Aim. Output the material below in full, exactly as it is.

[Collected data]
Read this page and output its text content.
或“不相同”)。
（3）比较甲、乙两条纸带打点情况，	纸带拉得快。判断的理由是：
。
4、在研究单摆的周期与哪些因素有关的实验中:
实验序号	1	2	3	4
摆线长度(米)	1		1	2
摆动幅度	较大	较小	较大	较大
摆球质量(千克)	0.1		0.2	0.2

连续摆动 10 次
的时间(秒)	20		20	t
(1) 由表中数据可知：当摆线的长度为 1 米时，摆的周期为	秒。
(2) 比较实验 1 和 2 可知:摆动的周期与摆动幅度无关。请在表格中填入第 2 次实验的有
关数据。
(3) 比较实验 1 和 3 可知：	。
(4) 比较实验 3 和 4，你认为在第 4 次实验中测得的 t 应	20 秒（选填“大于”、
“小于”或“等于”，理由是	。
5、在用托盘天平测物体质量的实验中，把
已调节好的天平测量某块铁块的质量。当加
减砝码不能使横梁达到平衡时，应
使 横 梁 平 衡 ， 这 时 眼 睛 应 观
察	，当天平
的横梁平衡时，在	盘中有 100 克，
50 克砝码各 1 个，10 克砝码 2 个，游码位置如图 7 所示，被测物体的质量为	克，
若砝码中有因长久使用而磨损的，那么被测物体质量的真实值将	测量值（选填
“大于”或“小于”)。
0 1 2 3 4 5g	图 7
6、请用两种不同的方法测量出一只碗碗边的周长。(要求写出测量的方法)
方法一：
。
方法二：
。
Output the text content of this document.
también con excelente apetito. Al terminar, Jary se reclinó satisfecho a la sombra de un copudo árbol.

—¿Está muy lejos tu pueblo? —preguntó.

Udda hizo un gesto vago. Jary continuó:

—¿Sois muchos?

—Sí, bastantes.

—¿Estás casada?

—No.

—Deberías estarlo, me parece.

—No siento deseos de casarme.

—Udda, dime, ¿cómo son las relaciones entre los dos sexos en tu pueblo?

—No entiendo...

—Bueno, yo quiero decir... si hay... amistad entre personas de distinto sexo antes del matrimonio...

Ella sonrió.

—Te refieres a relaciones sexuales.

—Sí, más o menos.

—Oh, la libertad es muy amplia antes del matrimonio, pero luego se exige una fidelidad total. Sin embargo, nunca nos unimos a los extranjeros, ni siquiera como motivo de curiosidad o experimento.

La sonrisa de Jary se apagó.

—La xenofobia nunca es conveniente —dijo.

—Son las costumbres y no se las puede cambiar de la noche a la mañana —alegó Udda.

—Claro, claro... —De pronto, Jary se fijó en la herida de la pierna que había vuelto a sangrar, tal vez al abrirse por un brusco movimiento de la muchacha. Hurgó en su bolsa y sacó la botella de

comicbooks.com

Result of this task.
Read this page and output its text content.
或“不相同”)。
（3）比较甲、乙两条纸带打点情况，	纸带拉得快。判断的理由是：
。
4、在研究单摆的周期与哪些因素有关的实验中:
实验序号	1	2	3	4
摆线长度(米)	1		1	2
摆动幅度	较大	较小	较大	较大
摆球质量(千克)	0.1		0.2	0.2

连续摆动 10 次
的时间(秒)	20		20	t
(1) 由表中数据可知：当摆线的长度为 1 米时，摆的周期为	秒。
(2) 比较实验 1 和 2 可知:摆动的周期与摆动幅度无关。请在表格中填入第 2 次实验的有
关数据。
(3) 比较实验 1 和 3 可知：	。
(4) 比较实验 3 和 4，你认为在第 4 次实验中测得的 t 应	20 秒（选填“大于”、
“小于”或“等于”，理由是	。
5、在用托盘天平测物体质量的实验中，把
已调节好的天平测量某块铁块的质量。当加
减砝码不能使横梁达到平衡时，应
使 横 梁 平 衡 ， 这 时 眼 睛 应 观
察	，当天平
的横梁平衡时，在	盘中有 100 克，
50 克砝码各 1 个，10 克砝码 2 个，游码位置如图 7 所示，被测物体的质量为	克，
若砝码中有因长久使用而磨损的，那么被测物体质量的真实值将	测量值（选填
“大于”或“小于”)。
0 1 2 3 4 5g	图 7
6、请用两种不同的方法测量出一只碗碗边的周长。(要求写出测量的方法)
方法一：
。
方法二：
。
Output the text content of this document.
también con excelente apetito. Al terminar, Jary se reclinó satisfecho a la sombra de un copudo árbol.

—¿Está muy lejos tu pueblo? —preguntó.

Udda hizo un gesto vago. Jary continuó:

—¿Sois muchos?

—Sí, bastantes.

—¿Estás casada?

—No.

—Deberías estarlo, me parece.

—No siento deseos de casarme.

—Udda, dime, ¿cómo son las relaciones entre los dos sexos en tu pueblo?

—No entiendo...

—Bueno, yo quiero decir... si hay... amistad entre personas de distinto sexo antes del matrimonio...

Ella sonrió.

—Te refieres a relaciones sexuales.

—Sí, más o menos.

—Oh, la libertad es muy amplia antes del matrimonio, pero luego se exige una fidelidad total. Sin embargo, nunca nos unimos a los extranjeros, ni siquiera como motivo de curiosidad o experimento.

La sonrisa de Jary se apagó.

—La xenofobia nunca es conveniente —dijo.

—Son las costumbres y no se las puede cambiar de la noche a la mañana —alegó Udda.

—Claro, claro... —De pronto, Jary se fijó en la herida de la pierna que había vuelto a sangrar, tal vez al abrirse por un brusco movimiento de la muchacha. Hurgó en su bolsa y sacó la botella de

comicbooks.com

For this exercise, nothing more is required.